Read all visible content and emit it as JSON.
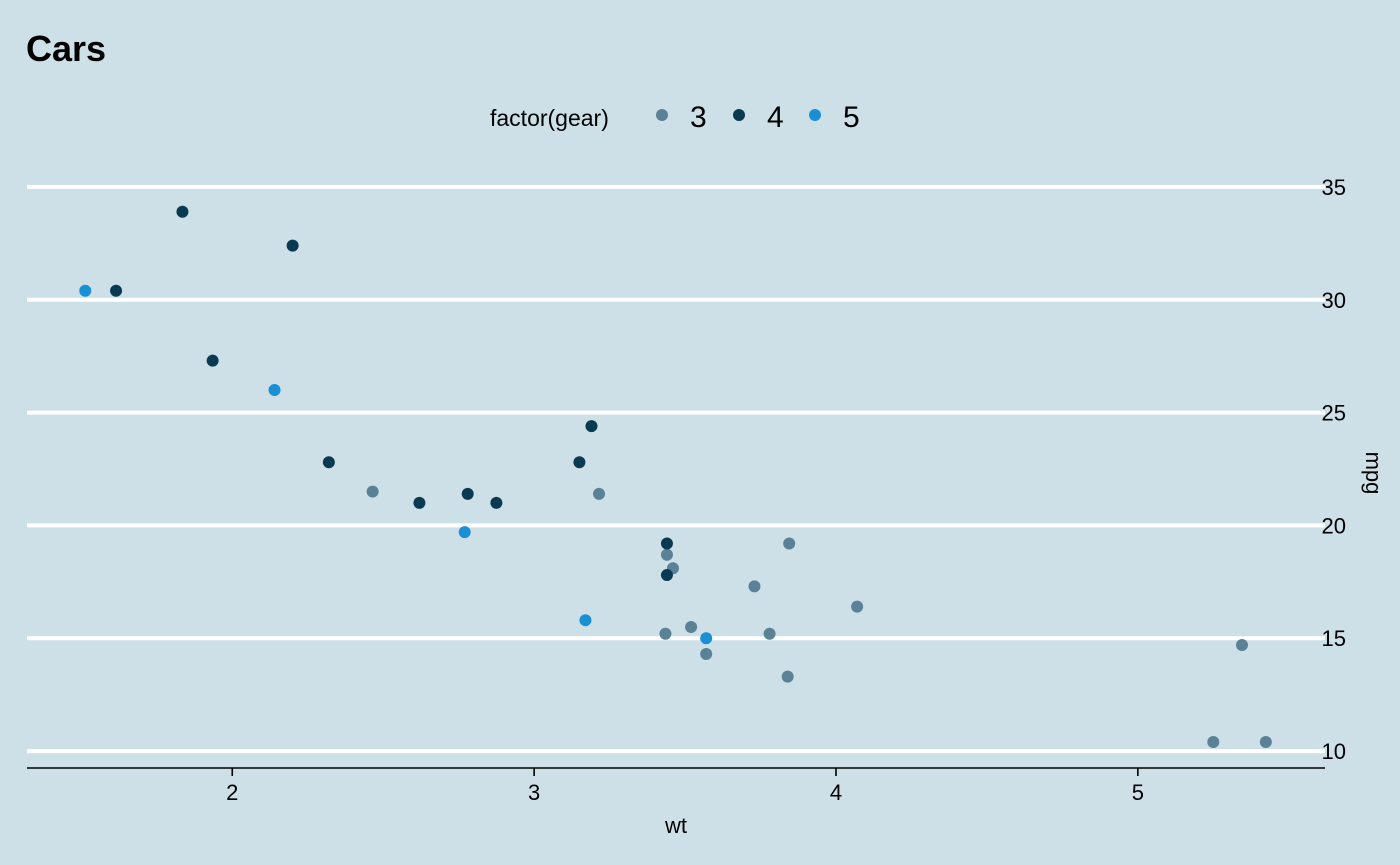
{
  "chart_data": {
    "type": "scatter",
    "title": "Cars",
    "xlabel": "wt",
    "ylabel": "mpg",
    "xlim": [
      1.32,
      5.62
    ],
    "ylim": [
      9.25,
      35.75
    ],
    "x_ticks": [
      2,
      3,
      4,
      5
    ],
    "y_ticks": [
      10,
      15,
      20,
      25,
      30,
      35
    ],
    "y_axis_position": "right",
    "grid": "horizontal-major",
    "legend": {
      "title": "factor(gear)",
      "position": "top",
      "entries": [
        {
          "label": "3",
          "color": "#5B8196"
        },
        {
          "label": "4",
          "color": "#0A3A52"
        },
        {
          "label": "5",
          "color": "#1A8FD4"
        }
      ]
    },
    "background_color": "#CDDFE7",
    "series": [
      {
        "name": "3",
        "color": "#5B8196",
        "points": [
          [
            3.215,
            21.4
          ],
          [
            3.44,
            18.7
          ],
          [
            3.46,
            18.1
          ],
          [
            3.57,
            14.3
          ],
          [
            4.07,
            16.4
          ],
          [
            3.73,
            17.3
          ],
          [
            3.78,
            15.2
          ],
          [
            5.25,
            10.4
          ],
          [
            5.424,
            10.4
          ],
          [
            5.345,
            14.7
          ],
          [
            2.465,
            21.5
          ],
          [
            3.52,
            15.5
          ],
          [
            3.435,
            15.2
          ],
          [
            3.84,
            13.3
          ],
          [
            3.845,
            19.2
          ]
        ]
      },
      {
        "name": "4",
        "color": "#0A3A52",
        "points": [
          [
            2.62,
            21.0
          ],
          [
            2.875,
            21.0
          ],
          [
            2.32,
            22.8
          ],
          [
            3.19,
            24.4
          ],
          [
            3.15,
            22.8
          ],
          [
            3.44,
            19.2
          ],
          [
            3.44,
            17.8
          ],
          [
            2.2,
            32.4
          ],
          [
            1.615,
            30.4
          ],
          [
            1.835,
            33.9
          ],
          [
            1.935,
            27.3
          ],
          [
            2.78,
            21.4
          ]
        ]
      },
      {
        "name": "5",
        "color": "#1A8FD4",
        "points": [
          [
            2.14,
            26.0
          ],
          [
            1.513,
            30.4
          ],
          [
            3.17,
            15.8
          ],
          [
            2.77,
            19.7
          ],
          [
            3.57,
            15.0
          ]
        ]
      }
    ]
  }
}
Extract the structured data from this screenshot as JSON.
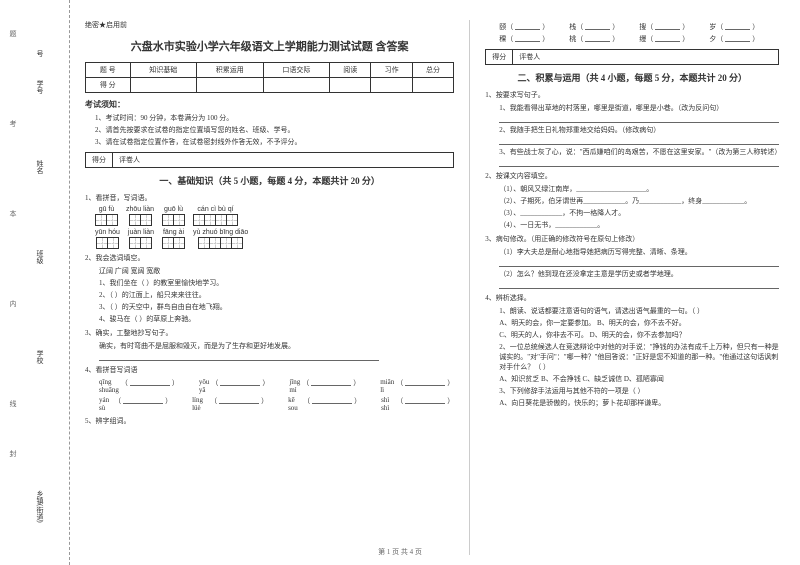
{
  "binding": {
    "labels": [
      "号",
      "学号",
      "姓名",
      "班级",
      "学校",
      "乡镇(街道)"
    ],
    "marks": [
      "题",
      "考",
      "本",
      "内",
      "线",
      "封"
    ]
  },
  "header": {
    "secret": "绝密★启用前"
  },
  "title": "六盘水市实验小学六年级语文上学期能力测试试题 含答案",
  "scoreTable": {
    "cols": [
      "题 号",
      "知识基础",
      "积累运用",
      "口语交际",
      "阅读",
      "习作",
      "总分"
    ],
    "row2": "得 分"
  },
  "notice": {
    "heading": "考试须知：",
    "items": [
      "1、考试时间：90 分钟，本卷满分为 100 分。",
      "2、请首先按要求在试卷的指定位置填写您的姓名、班级、学号。",
      "3、请在试卷指定位置作答，在试卷密封线外作答无效，不予评分。"
    ]
  },
  "strip": {
    "a": "得分",
    "b": "评卷人"
  },
  "sec1": {
    "heading": "一、基础知识（共 5 小题，每题 4 分，本题共计 20 分）",
    "q1": "1、看拼音，写词语。",
    "pinyin1": [
      "gū fù",
      "zhōu liàn",
      "guō lù",
      "cán cì bù qí"
    ],
    "cells1": [
      2,
      2,
      2,
      4
    ],
    "pinyin2": [
      "yūn hóu",
      "juàn liàn",
      "fāng ài",
      "yù zhuó bīng diāo"
    ],
    "cells2": [
      2,
      2,
      2,
      4
    ],
    "q2": "2、我会选词填空。",
    "q2opts": "辽阔        广阔        宽阔        宽敞",
    "q2items": [
      "1、我们坐在（            ）的教室里愉快地学习。",
      "2、（            ）的江面上，船只来来往往。",
      "3、（            ）的天空中，群鸟自由自在地飞翔。",
      "4、骏马在（            ）的草原上奔驰。"
    ],
    "q3": "3、确实，工整地抄写句子。",
    "q3text": "确实，有时弯曲不是屈服和毁灭，而是为了生存和更好地发展。",
    "q4": "4、看拼音写词语",
    "q4r1": [
      "qīng shuāng",
      "yōu yǎ",
      "jīng mì",
      "miǎn lì"
    ],
    "q4r2": [
      "yán sù",
      "líng lüè",
      "kē sou",
      "shì shì"
    ],
    "q5": "5、辨字组词。"
  },
  "sec1b": {
    "chars1": [
      "颐（",
      "栈（",
      "搜（",
      "岁（"
    ],
    "chars2": [
      "稞（",
      "桃（",
      "缦（",
      "夕（"
    ]
  },
  "sec2": {
    "heading": "二、积累与运用（共 4 小题，每题 5 分，本题共计 20 分）",
    "q1": "1、按要求写句子。",
    "q1items": [
      "1、我能看得出草地的村落里，哪里是街道，哪里是小巷。（改为反问句）",
      "2、我随手把生日礼物郑重地交给妈妈。（修改病句）",
      "3、有些战士灰了心，说：\"西瓜嫌咱们的岛艰苦，不愿在这里安家。\"（改为第三人称转述）"
    ],
    "q2": "2、按课文内容填空。",
    "q2items": [
      "（1）、朝风又绿江南岸，____________________。",
      "（2）、子期死，伯牙谓世再____________。乃____________，终身____________。",
      "（3）、____________，不拘一格降人才。",
      "（4）、一日无书，____________。"
    ],
    "q3": "3、病句修改。（用正确的修改符号在原句上修改）",
    "q3items": [
      "（1）李大夫总是耐心地指导她把病历写得完整、清晰、条理。",
      "（2）怎么？他到现在还没拿定主意是学历史或者学地理。"
    ],
    "q4": "4、辨析选择。",
    "q4items": [
      "1、朗读、说话都要注意语句的语气，请选出语气最重的一句。（        ）",
      "A、明天的会，你一定要参加。    B、明天的会，你不去不好。",
      "C、明天的人，你非去不可。    D、明天的会，你不去参加吗？",
      "2、一位总统候选人在竞选辩论中对他的对手说：\"挣钱的办法有成千上万种，但只有一种是诚实的。\"对\"手问\"：\"哪一种？\"他回答说：\"正好是您不知道的那一种。\"他通过这句话讽刺对手什么？（        ）",
      "A、知识贫乏   B、不会挣钱   C、缺乏诚信   D、孤陋寡闻",
      "3、下列修辞手法运用与其他不符的一项是（        ）",
      "A、向日葵花是骄傲的，快乐的；萝卜花却那样谦卑。"
    ]
  },
  "footer": "第 1 页  共 4 页"
}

> _Task brief_: Return every line containing "title".

> _Reply to the exercise_:
    "title": "Cars",
      "title": "factor(gear)",
  "title": "六盘水市实验小学六年级语文上学期能力测试试题 含答案",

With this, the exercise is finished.